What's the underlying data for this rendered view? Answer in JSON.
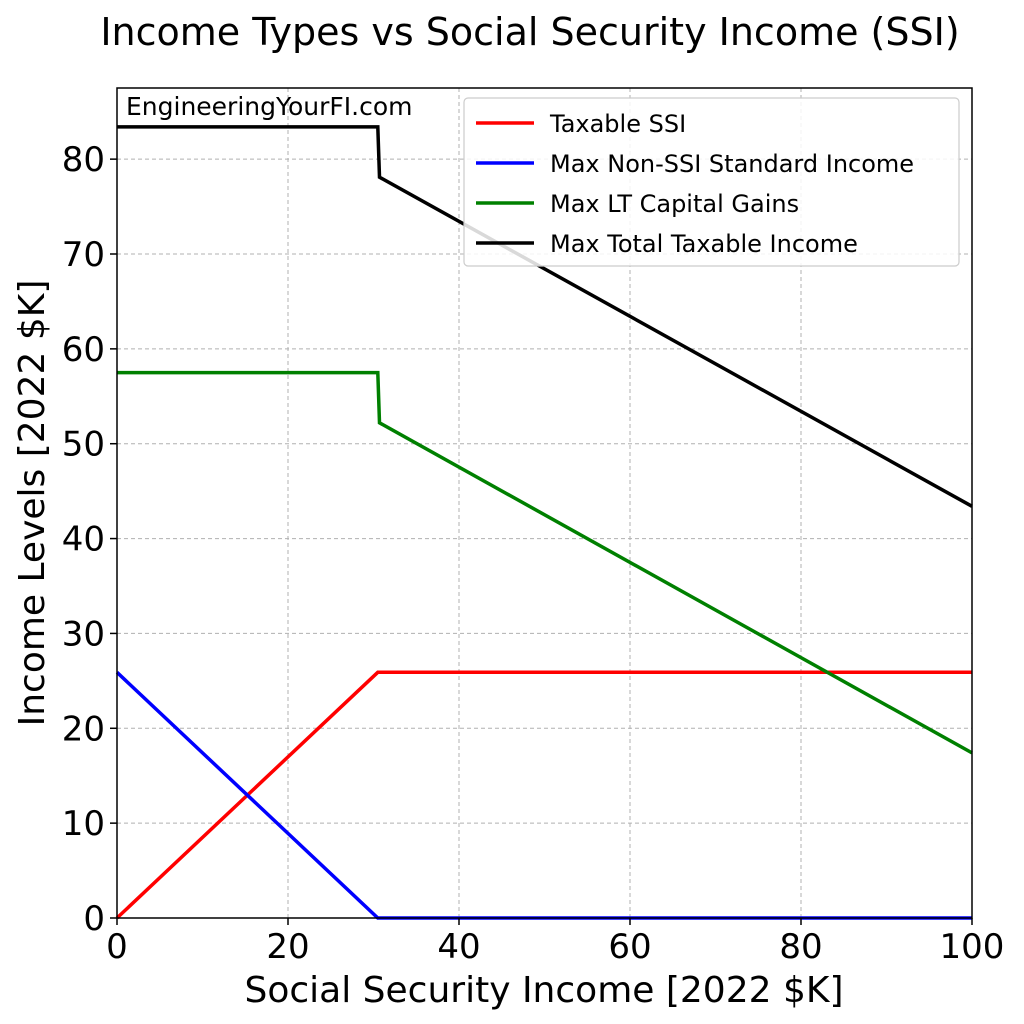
{
  "chart_data": {
    "type": "line",
    "title": "Income Types vs Social Security Income (SSI)",
    "watermark": "EngineeringYourFI.com",
    "xlabel": "Social Security Income [2022 $K]",
    "ylabel": "Income Levels [2022 $K]",
    "xlim": [
      0,
      100
    ],
    "ylim": [
      0,
      87.5
    ],
    "xticks": [
      0,
      20,
      40,
      60,
      80,
      100
    ],
    "yticks": [
      0,
      10,
      20,
      30,
      40,
      50,
      60,
      70,
      80
    ],
    "grid": true,
    "legend_position": "top-right",
    "series": [
      {
        "name": "Taxable SSI",
        "color": "#ff0000",
        "points": [
          [
            0,
            0
          ],
          [
            30.5,
            25.9
          ],
          [
            100,
            25.9
          ]
        ]
      },
      {
        "name": "Max Non-SSI Standard Income",
        "color": "#0000ff",
        "points": [
          [
            0,
            25.9
          ],
          [
            30.5,
            0
          ],
          [
            100,
            0
          ]
        ]
      },
      {
        "name": "Max LT Capital Gains",
        "color": "#008000",
        "points": [
          [
            0,
            57.5
          ],
          [
            30.5,
            57.5
          ],
          [
            30.7,
            52.2
          ],
          [
            100,
            17.4
          ]
        ]
      },
      {
        "name": "Max Total Taxable Income",
        "color": "#000000",
        "points": [
          [
            0,
            83.4
          ],
          [
            30.5,
            83.4
          ],
          [
            30.7,
            78.1
          ],
          [
            100,
            43.4
          ]
        ]
      }
    ]
  }
}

*Aim of the task*
Repeat the data exactly, dropping every picture it holds.

*Finished task*
What's the underlying data for this rendered view? Answer in JSON.
{
  "chart_data": {
    "type": "line",
    "title": "Income Types vs Social Security Income (SSI)",
    "watermark": "EngineeringYourFI.com",
    "xlabel": "Social Security Income [2022 $K]",
    "ylabel": "Income Levels [2022 $K]",
    "xlim": [
      0,
      100
    ],
    "ylim": [
      0,
      87.5
    ],
    "xticks": [
      0,
      20,
      40,
      60,
      80,
      100
    ],
    "yticks": [
      0,
      10,
      20,
      30,
      40,
      50,
      60,
      70,
      80
    ],
    "grid": true,
    "legend_position": "top-right",
    "series": [
      {
        "name": "Taxable SSI",
        "color": "#ff0000",
        "points": [
          [
            0,
            0
          ],
          [
            30.5,
            25.9
          ],
          [
            100,
            25.9
          ]
        ]
      },
      {
        "name": "Max Non-SSI Standard Income",
        "color": "#0000ff",
        "points": [
          [
            0,
            25.9
          ],
          [
            30.5,
            0
          ],
          [
            100,
            0
          ]
        ]
      },
      {
        "name": "Max LT Capital Gains",
        "color": "#008000",
        "points": [
          [
            0,
            57.5
          ],
          [
            30.5,
            57.5
          ],
          [
            30.7,
            52.2
          ],
          [
            100,
            17.4
          ]
        ]
      },
      {
        "name": "Max Total Taxable Income",
        "color": "#000000",
        "points": [
          [
            0,
            83.4
          ],
          [
            30.5,
            83.4
          ],
          [
            30.7,
            78.1
          ],
          [
            100,
            43.4
          ]
        ]
      }
    ]
  }
}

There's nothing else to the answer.